• [Excerpt provided]:
- - - - -

As we have stated above, defendants first made known their interest in Larain's whereabouts at the pretrial conference before the magistrate on November 21, 1979. At that time, the prosecutor told defense counsel that he did not know Larain's address and agreed to inform them of Larain's status by November 29, 1979. On December 3, 1979, defense counsel wrote to the prosecutor asking to be informed if Larain's whereabouts became known. That letter was received by the prosecutor on Thursday, December 6, 1979. The government did not supply defendants with any information concerning Larain until Monday, December 10, 1979, the first day of the trial.
When a defendant makes a request for information concerning an informant's whereabouts, the government should comply promptly, unless it asserts a privilege under Roviaro not to do so. See Roviaro v. United States, supra, 353 U.S. at 59-62, 77 S.Ct. at 627-628. In light of the clear indication that Larain's availability might be an issue at the new trial, see Ariza I, 605 F.2d at 1219-20 n. 3, and the impending trial, the government's delay in responding to defendants' request does not constitute prompt compliance.

- - - - -

• [Task instructions]:
- a) In the court excerpt, on what date did the prosecutor receive the letter from defense counsel?
- b) Reproduce the court excerpt word for word from "When a defendant" to "constitute prompt compliance.".

• [Listed records]:
- - - - -

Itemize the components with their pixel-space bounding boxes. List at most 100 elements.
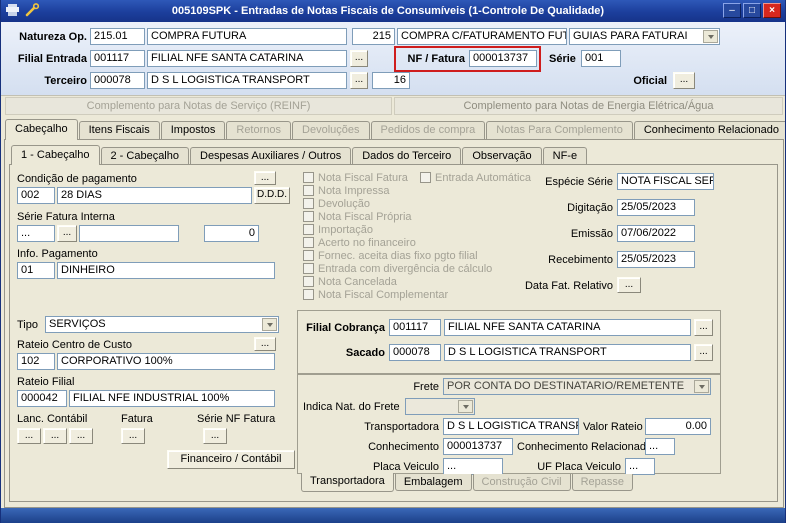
condicao-name-field[interactable]: 28 DIAS [57, 187, 252, 204]
serie-fatura-lookup-button[interactable]: ... [57, 225, 77, 242]
tab-construcao-civil: Construção Civil [472, 474, 571, 491]
checkbox-label: Fornec. aceita dias fixo pgto filial [318, 250, 478, 262]
terceiro-name-field[interactable]: D S L LOGISTICA TRANSPORT [147, 72, 347, 89]
filial-cobranca-lookup-button[interactable]: ... [694, 319, 713, 336]
filial-cobranca-label: Filial Cobrança [306, 322, 385, 334]
digitacao-field[interactable]: 25/05/2023 [617, 199, 695, 216]
tab-impostos[interactable]: Impostos [160, 121, 226, 139]
sacado-name-field[interactable]: D S L LOGISTICA TRANSPORT [444, 344, 691, 361]
subtab-despesas[interactable]: Despesas Auxiliares / Outros [190, 147, 352, 164]
sacado-code-field[interactable]: 000078 [389, 344, 441, 361]
tab-cabecalho[interactable]: Cabeçalho [5, 119, 78, 140]
terceiro-lookup-button[interactable]: ... [350, 72, 368, 89]
tab-retornos: Retornos [226, 121, 292, 139]
financeiro-contabil-button[interactable]: Financeiro / Contábil [167, 450, 295, 469]
transportadora-field[interactable]: D S L LOGISTICA TRANSPOI [443, 418, 579, 435]
condicao-pagamento-label: Condição de pagamento [17, 173, 137, 185]
frete-select: POR CONTA DO DESTINATARIO/REMETENTE [443, 378, 711, 395]
natureza-op-code-field[interactable]: 215.01 [90, 28, 145, 45]
terceiro-loja-field[interactable]: 16 [372, 72, 410, 89]
checkbox-label: Nota Fiscal Própria [318, 211, 412, 223]
rateio-filial-code-field[interactable]: 000042 [17, 390, 67, 407]
data-fat-relativo-button[interactable]: ... [617, 277, 641, 293]
oficial-label: Oficial [633, 75, 667, 87]
serie-fatura-field-2[interactable] [79, 225, 179, 242]
tab-devolucoes: Devoluções [292, 121, 370, 139]
recebimento-field[interactable]: 25/05/2023 [617, 251, 695, 268]
lanc-contabil-button-3[interactable]: ... [69, 428, 93, 444]
subtab-nfe[interactable]: NF-e [542, 147, 588, 164]
natureza-op-name-field[interactable]: COMPRA FUTURA [147, 28, 347, 45]
filial-lookup-button[interactable]: ... [350, 50, 368, 67]
tipo-select[interactable]: SERVIÇOS [45, 316, 279, 333]
rateio-cc-code-field[interactable]: 102 [17, 353, 55, 370]
complemento-energia-header[interactable]: Complemento para Notas de Energia Elétri… [394, 97, 783, 115]
tab-transportadora[interactable]: Transportadora [301, 473, 394, 492]
filial-cobranca-name-field[interactable]: FILIAL NFE SANTA CATARINA [444, 319, 691, 336]
title-bar: 005109SPK - Entradas de Notas Fiscais de… [1, 0, 785, 22]
tab-repasse: Repasse [571, 474, 634, 491]
checkbox-label: Nota Impressa [318, 185, 390, 197]
lanc-contabil-button-2[interactable]: ... [43, 428, 67, 444]
chevron-down-icon [458, 400, 473, 413]
natureza-op-name2-field[interactable]: COMPRA C/FATURAMENTO FUTURO [397, 28, 567, 45]
sacado-label: Sacado [345, 347, 385, 359]
checkbox-entrada-automatica [420, 172, 431, 183]
checkbox-nota-cancelada [303, 276, 314, 287]
info-pagamento-label: Info. Pagamento [17, 248, 98, 260]
rateio-cc-name-field[interactable]: CORPORATIVO 100% [57, 353, 275, 370]
filial-entrada-code-field[interactable]: 001117 [90, 50, 145, 67]
rateio-cc-lookup-button[interactable]: ... [254, 337, 276, 351]
tab-embalagem[interactable]: Embalagem [394, 474, 472, 491]
subtab-2-cabecalho[interactable]: 2 - Cabeçalho [100, 147, 189, 164]
emissao-label: Emissão [570, 228, 613, 240]
sacado-lookup-button[interactable]: ... [694, 344, 713, 361]
info-pagamento-name-field[interactable]: DINHEIRO [57, 262, 275, 279]
checkbox-importacao [303, 224, 314, 235]
serie-nf-fatura-button[interactable]: ... [203, 428, 227, 444]
wrench-icon[interactable] [25, 2, 40, 20]
oficial-lookup-button[interactable]: ... [673, 72, 695, 89]
tab-itens-fiscais[interactable]: Itens Fiscais [78, 121, 160, 139]
serie-field[interactable]: 001 [581, 50, 621, 67]
subtab-1-cabecalho[interactable]: 1 - Cabeçalho [11, 145, 100, 165]
window-title: 005109SPK - Entradas de Notas Fiscais de… [171, 5, 605, 17]
serie-fatura-field-1[interactable]: ... [17, 225, 55, 242]
lanc-contabil-button-1[interactable]: ... [17, 428, 41, 444]
subtab-dados-terceiro[interactable]: Dados do Terceiro [352, 147, 462, 164]
conhecimento-relacionado-field[interactable]: ... [645, 438, 675, 455]
maximize-button[interactable]: □ [743, 3, 761, 18]
data-fat-relativo-label: Data Fat. Relativo [524, 280, 613, 292]
checkbox-nota-fiscal-complementar [303, 289, 314, 300]
lanc-contabil-label: Lanc. Contábil [17, 413, 88, 425]
emissao-field[interactable]: 07/06/2022 [617, 225, 695, 242]
filial-cobranca-code-field[interactable]: 001117 [389, 319, 441, 336]
filial-entrada-name-field[interactable]: FILIAL NFE SANTA CATARINA [147, 50, 347, 67]
minimize-button[interactable]: – [723, 3, 741, 18]
conhecimento-field[interactable]: 000013737 [443, 438, 513, 455]
especie-serie-field[interactable]: NOTA FISCAL SER [617, 173, 714, 190]
transporte-tabs: Transportadora Embalagem Construção Civi… [301, 473, 634, 492]
terceiro-code-field[interactable]: 000078 [90, 72, 145, 89]
condicao-code-field[interactable]: 002 [17, 187, 55, 204]
chevron-down-icon[interactable] [262, 318, 277, 331]
recebimento-label: Recebimento [548, 254, 613, 266]
chevron-down-icon[interactable] [703, 30, 718, 43]
natureza-tipo-select[interactable]: GUIAS PARA FATURAI [569, 28, 720, 45]
subtab-observacao[interactable]: Observação [462, 147, 542, 164]
close-button[interactable]: × [763, 3, 781, 18]
checkbox-divergencia-calculo [303, 263, 314, 274]
condicao-lookup-button[interactable]: ... [254, 171, 276, 185]
info-pagamento-code-field[interactable]: 01 [17, 262, 55, 279]
checkbox-label: Entrada com divergência de cálculo [318, 263, 493, 275]
valor-rateio-field[interactable]: 0.00 [645, 418, 711, 435]
fatura-button[interactable]: ... [121, 428, 145, 444]
checkbox-nota-impressa [303, 185, 314, 196]
ddd-button[interactable]: D.D.D. [254, 187, 290, 204]
printer-icon[interactable] [5, 3, 20, 20]
rateio-filial-name-field[interactable]: FILIAL NFE INDUSTRIAL 100% [69, 390, 275, 407]
terceiro-label: Terceiro [44, 75, 87, 87]
serie-fatura-field-3[interactable]: 0 [204, 225, 259, 242]
tab-conhecimento-relacionado[interactable]: Conhecimento Relacionado [633, 121, 785, 139]
natureza-op-code2-field[interactable]: 215 [352, 28, 395, 45]
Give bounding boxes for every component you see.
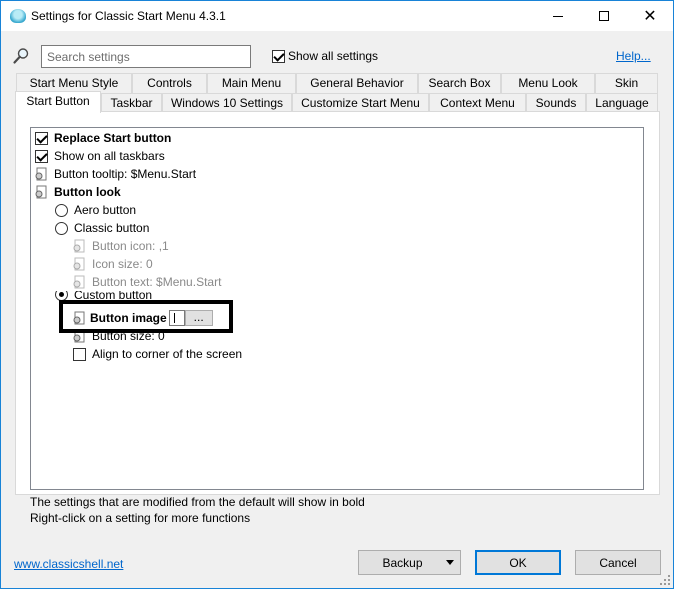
setting-icon-size[interactable]: Icon size: 0 xyxy=(72,255,153,273)
settings-doc-icon xyxy=(35,167,47,181)
window-title: Settings for Classic Start Menu 4.3.1 xyxy=(31,9,226,23)
custom-button-label: Custom button xyxy=(74,291,153,301)
tab-customize-start-menu[interactable]: Customize Start Menu xyxy=(292,93,429,113)
setting-classic-button[interactable]: Classic button xyxy=(55,219,149,237)
setting-button-size[interactable]: Button size: 0 xyxy=(72,327,165,345)
backup-button[interactable]: Backup xyxy=(358,550,461,575)
browse-button[interactable]: ... xyxy=(184,310,213,326)
tab-main-menu[interactable]: Main Menu xyxy=(207,73,296,93)
setting-aero-button[interactable]: Aero button xyxy=(55,201,136,219)
setting-align-corner[interactable]: Align to corner of the screen xyxy=(73,345,242,363)
setting-button-tooltip[interactable]: Button tooltip: $Menu.Start xyxy=(34,165,196,183)
maximize-button[interactable] xyxy=(581,1,627,31)
replace-start-label: Replace Start button xyxy=(54,131,172,145)
tab-controls[interactable]: Controls xyxy=(132,73,207,93)
tab-general-behavior[interactable]: General Behavior xyxy=(296,73,418,93)
button-size-label: Button size: 0 xyxy=(92,329,165,343)
settings-doc-icon xyxy=(73,311,85,325)
title-bar[interactable]: Settings for Classic Start Menu 4.3.1 ✕ xyxy=(1,1,673,31)
show-all-taskbars-label: Show on all taskbars xyxy=(54,149,165,163)
button-look-label: Button look xyxy=(54,185,121,199)
settings-tree[interactable]: Replace Start button Show on all taskbar… xyxy=(30,127,644,490)
backup-label: Backup xyxy=(382,555,423,570)
aero-button-label: Aero button xyxy=(74,203,137,217)
ok-button[interactable]: OK xyxy=(475,550,561,575)
website-link[interactable]: www.classicshell.net xyxy=(14,557,123,571)
close-button[interactable]: ✕ xyxy=(627,1,673,31)
tab-skin[interactable]: Skin xyxy=(595,73,658,93)
settings-doc-icon xyxy=(73,329,85,343)
setting-show-on-all-taskbars[interactable]: Show on all taskbars xyxy=(35,147,165,165)
align-corner-checkbox[interactable] xyxy=(73,347,86,361)
tab-sounds[interactable]: Sounds xyxy=(526,93,586,113)
info-bold-note: The settings that are modified from the … xyxy=(30,495,365,509)
tab-start-button[interactable]: Start Button xyxy=(15,91,101,113)
tab-windows-10-settings[interactable]: Windows 10 Settings xyxy=(162,93,292,113)
setting-custom-button[interactable]: Custom button xyxy=(55,291,152,301)
show-all-settings-label: Show all settings xyxy=(288,49,379,63)
help-link[interactable]: Help... xyxy=(616,49,651,63)
setting-button-look[interactable]: Button look xyxy=(34,183,121,201)
resize-grip-icon[interactable] xyxy=(659,574,671,586)
button-text-label: Button text: $Menu.Start xyxy=(92,275,222,289)
classic-button-radio[interactable] xyxy=(55,221,68,235)
setting-button-icon[interactable]: Button icon: ,1 xyxy=(72,237,169,255)
replace-start-checkbox[interactable] xyxy=(35,131,48,145)
settings-doc-icon xyxy=(73,239,85,253)
settings-doc-icon xyxy=(35,185,47,199)
icon-size-label: Icon size: 0 xyxy=(92,257,153,271)
tab-language[interactable]: Language xyxy=(586,93,658,113)
close-icon: ✕ xyxy=(643,6,657,25)
setting-button-text[interactable]: Button text: $Menu.Start xyxy=(72,273,221,291)
maximize-icon xyxy=(599,11,609,21)
setting-replace-start-button[interactable]: Replace Start button xyxy=(35,129,171,147)
button-icon-label: Button icon: ,1 xyxy=(92,239,169,253)
button-image-label: Button image xyxy=(90,311,167,325)
tab-taskbar[interactable]: Taskbar xyxy=(101,93,162,113)
minimize-button[interactable] xyxy=(535,1,581,31)
button-image-path-input[interactable] xyxy=(168,310,185,326)
settings-window: Settings for Classic Start Menu 4.3.1 ✕ … xyxy=(0,0,674,589)
settings-doc-icon xyxy=(73,275,85,289)
show-all-settings-checkbox[interactable] xyxy=(272,49,285,63)
show-all-taskbars-checkbox[interactable] xyxy=(35,149,48,163)
align-corner-label: Align to corner of the screen xyxy=(92,347,243,361)
classic-shell-app-icon xyxy=(10,9,26,23)
cancel-button[interactable]: Cancel xyxy=(575,550,661,575)
aero-button-radio[interactable] xyxy=(55,203,68,217)
search-input[interactable] xyxy=(41,45,251,68)
minimize-icon xyxy=(553,15,563,17)
setting-button-image[interactable]: Button image ... xyxy=(72,309,213,327)
classic-button-label: Classic button xyxy=(74,221,150,235)
tab-search-box[interactable]: Search Box xyxy=(418,73,501,93)
button-tooltip-label: Button tooltip: $Menu.Start xyxy=(54,167,197,181)
show-all-settings-toggle[interactable]: Show all settings xyxy=(272,49,378,63)
tab-start-menu-style[interactable]: Start Menu Style xyxy=(16,73,132,93)
search-icon xyxy=(13,48,29,64)
info-right-click-note: Right-click on a setting for more functi… xyxy=(30,511,251,525)
tab-context-menu[interactable]: Context Menu xyxy=(429,93,526,113)
tab-menu-look[interactable]: Menu Look xyxy=(501,73,595,93)
chevron-down-icon xyxy=(446,560,454,565)
settings-doc-icon xyxy=(73,257,85,271)
custom-button-radio[interactable] xyxy=(55,291,68,301)
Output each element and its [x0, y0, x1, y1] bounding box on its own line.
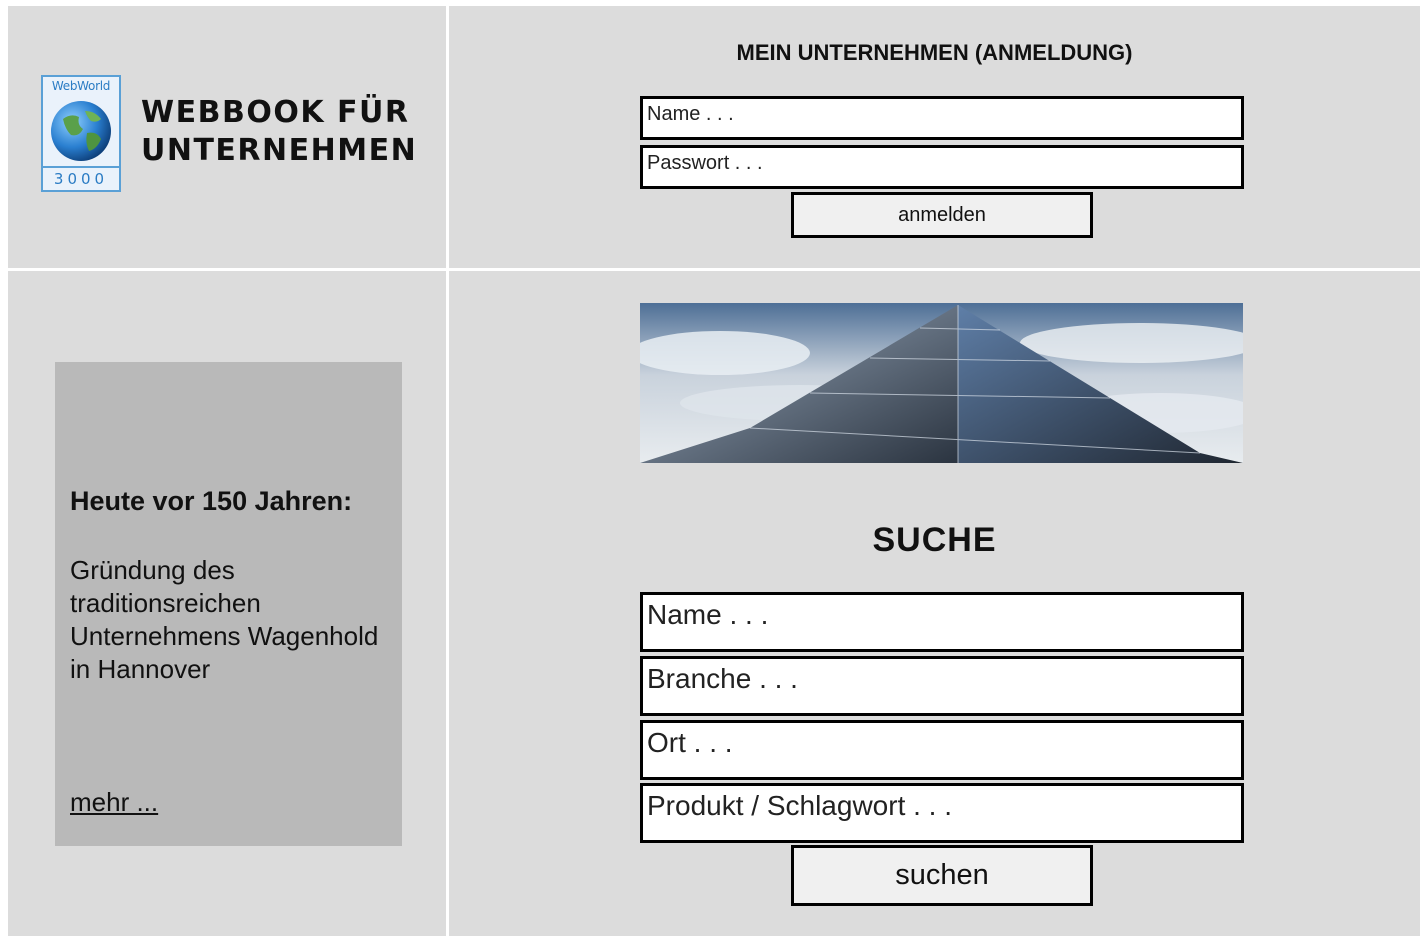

- - - - -

• [Solutions to the exercise]:
- a) Thursday, December 6, 1979.

- b)
When a defendant makes a request for information concerning an informant's whereabouts, the government should comply promptly, unless it asserts a privilege under Roviaro not to do so. See Roviaro v. United States, supra, 353 U.S. at 59-62, 77 S.Ct. at 627-628. In light of the clear indication that Larain's availability might be an issue at the new trial, see Ariza I, 605 F.2d at 1219-20 n. 3, and the impending trial, the government's delay in responding to defendants' request does not constitute prompt compliance.